◆ **TASK REQUIREMENTS**: Every entry must be given again exactly.

--------------------------------

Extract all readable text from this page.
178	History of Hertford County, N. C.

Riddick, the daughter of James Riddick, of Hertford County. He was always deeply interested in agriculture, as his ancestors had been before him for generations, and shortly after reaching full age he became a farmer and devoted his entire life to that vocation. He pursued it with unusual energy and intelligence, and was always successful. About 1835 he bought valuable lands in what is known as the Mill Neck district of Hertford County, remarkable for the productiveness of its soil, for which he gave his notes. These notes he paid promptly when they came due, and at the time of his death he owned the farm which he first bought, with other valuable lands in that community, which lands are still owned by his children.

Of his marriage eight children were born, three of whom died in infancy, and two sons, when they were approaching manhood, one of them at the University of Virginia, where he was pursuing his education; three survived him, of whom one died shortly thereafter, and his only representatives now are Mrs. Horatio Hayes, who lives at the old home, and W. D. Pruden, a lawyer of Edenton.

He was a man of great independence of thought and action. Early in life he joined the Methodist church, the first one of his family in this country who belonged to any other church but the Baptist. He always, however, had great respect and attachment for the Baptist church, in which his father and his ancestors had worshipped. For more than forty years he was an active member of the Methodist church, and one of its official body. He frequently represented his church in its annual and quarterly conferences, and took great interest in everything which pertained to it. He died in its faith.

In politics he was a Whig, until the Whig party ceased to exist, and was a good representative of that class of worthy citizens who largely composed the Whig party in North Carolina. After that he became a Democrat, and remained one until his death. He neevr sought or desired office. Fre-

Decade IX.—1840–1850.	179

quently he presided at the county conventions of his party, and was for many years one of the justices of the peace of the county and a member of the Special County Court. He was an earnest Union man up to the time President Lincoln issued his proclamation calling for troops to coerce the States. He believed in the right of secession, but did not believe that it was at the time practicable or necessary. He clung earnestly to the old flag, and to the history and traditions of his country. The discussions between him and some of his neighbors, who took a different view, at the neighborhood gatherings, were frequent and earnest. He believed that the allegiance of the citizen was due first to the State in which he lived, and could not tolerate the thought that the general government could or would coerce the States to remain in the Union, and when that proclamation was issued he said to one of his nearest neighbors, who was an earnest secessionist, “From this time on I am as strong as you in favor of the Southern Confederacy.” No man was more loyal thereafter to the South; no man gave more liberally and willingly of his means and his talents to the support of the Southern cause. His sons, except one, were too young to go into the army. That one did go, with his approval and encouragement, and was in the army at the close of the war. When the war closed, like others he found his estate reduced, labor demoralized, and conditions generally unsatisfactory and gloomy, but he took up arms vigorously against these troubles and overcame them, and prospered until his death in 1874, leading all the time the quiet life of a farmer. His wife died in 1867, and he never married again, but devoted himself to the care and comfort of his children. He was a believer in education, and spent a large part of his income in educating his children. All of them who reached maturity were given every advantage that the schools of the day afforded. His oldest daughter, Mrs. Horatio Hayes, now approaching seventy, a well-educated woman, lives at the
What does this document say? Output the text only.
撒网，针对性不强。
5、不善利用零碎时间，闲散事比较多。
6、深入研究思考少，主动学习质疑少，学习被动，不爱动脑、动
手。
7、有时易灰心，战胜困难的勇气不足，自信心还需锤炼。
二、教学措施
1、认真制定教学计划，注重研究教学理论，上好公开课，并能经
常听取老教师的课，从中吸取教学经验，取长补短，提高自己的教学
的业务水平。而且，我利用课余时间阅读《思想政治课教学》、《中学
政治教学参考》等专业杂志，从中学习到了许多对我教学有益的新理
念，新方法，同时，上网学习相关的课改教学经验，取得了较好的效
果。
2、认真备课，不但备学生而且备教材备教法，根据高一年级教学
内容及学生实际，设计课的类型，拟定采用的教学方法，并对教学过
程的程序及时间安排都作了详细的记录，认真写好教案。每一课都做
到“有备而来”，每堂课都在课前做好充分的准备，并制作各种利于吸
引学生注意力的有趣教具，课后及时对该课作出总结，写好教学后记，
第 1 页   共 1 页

--------------------------------

◆ **SOLUTION FOR THIS TASK**:
Extract all readable text from this page.
178	History of Hertford County, N. C.

Riddick, the daughter of James Riddick, of Hertford County. He was always deeply interested in agriculture, as his ancestors had been before him for generations, and shortly after reaching full age he became a farmer and devoted his entire life to that vocation. He pursued it with unusual energy and intelligence, and was always successful. About 1835 he bought valuable lands in what is known as the Mill Neck district of Hertford County, remarkable for the productiveness of its soil, for which he gave his notes. These notes he paid promptly when they came due, and at the time of his death he owned the farm which he first bought, with other valuable lands in that community, which lands are still owned by his children.

Of his marriage eight children were born, three of whom died in infancy, and two sons, when they were approaching manhood, one of them at the University of Virginia, where he was pursuing his education; three survived him, of whom one died shortly thereafter, and his only representatives now are Mrs. Horatio Hayes, who lives at the old home, and W. D. Pruden, a lawyer of Edenton.

He was a man of great independence of thought and action. Early in life he joined the Methodist church, the first one of his family in this country who belonged to any other church but the Baptist. He always, however, had great respect and attachment for the Baptist church, in which his father and his ancestors had worshipped. For more than forty years he was an active member of the Methodist church, and one of its official body. He frequently represented his church in its annual and quarterly conferences, and took great interest in everything which pertained to it. He died in its faith.

In politics he was a Whig, until the Whig party ceased to exist, and was a good representative of that class of worthy citizens who largely composed the Whig party in North Carolina. After that he became a Democrat, and remained one until his death. He neevr sought or desired office. Fre-

Decade IX.—1840–1850.	179

quently he presided at the county conventions of his party, and was for many years one of the justices of the peace of the county and a member of the Special County Court. He was an earnest Union man up to the time President Lincoln issued his proclamation calling for troops to coerce the States. He believed in the right of secession, but did not believe that it was at the time practicable or necessary. He clung earnestly to the old flag, and to the history and traditions of his country. The discussions between him and some of his neighbors, who took a different view, at the neighborhood gatherings, were frequent and earnest. He believed that the allegiance of the citizen was due first to the State in which he lived, and could not tolerate the thought that the general government could or would coerce the States to remain in the Union, and when that proclamation was issued he said to one of his nearest neighbors, who was an earnest secessionist, “From this time on I am as strong as you in favor of the Southern Confederacy.” No man was more loyal thereafter to the South; no man gave more liberally and willingly of his means and his talents to the support of the Southern cause. His sons, except one, were too young to go into the army. That one did go, with his approval and encouragement, and was in the army at the close of the war. When the war closed, like others he found his estate reduced, labor demoralized, and conditions generally unsatisfactory and gloomy, but he took up arms vigorously against these troubles and overcame them, and prospered until his death in 1874, leading all the time the quiet life of a farmer. His wife died in 1867, and he never married again, but devoted himself to the care and comfort of his children. He was a believer in education, and spent a large part of his income in educating his children. All of them who reached maturity were given every advantage that the schools of the day afforded. His oldest daughter, Mrs. Horatio Hayes, now approaching seventy, a well-educated woman, lives at the
What does this document say? Output the text only.
撒网，针对性不强。
5、不善利用零碎时间，闲散事比较多。
6、深入研究思考少，主动学习质疑少，学习被动，不爱动脑、动
手。
7、有时易灰心，战胜困难的勇气不足，自信心还需锤炼。
二、教学措施
1、认真制定教学计划，注重研究教学理论，上好公开课，并能经
常听取老教师的课，从中吸取教学经验，取长补短，提高自己的教学
的业务水平。而且，我利用课余时间阅读《思想政治课教学》、《中学
政治教学参考》等专业杂志，从中学习到了许多对我教学有益的新理
念，新方法，同时，上网学习相关的课改教学经验，取得了较好的效
果。
2、认真备课，不但备学生而且备教材备教法，根据高一年级教学
内容及学生实际，设计课的类型，拟定采用的教学方法，并对教学过
程的程序及时间安排都作了详细的记录，认真写好教案。每一课都做
到“有备而来”，每堂课都在课前做好充分的准备，并制作各种利于吸
引学生注意力的有趣教具，课后及时对该课作出总结，写好教学后记，
第 1 页   共 1 页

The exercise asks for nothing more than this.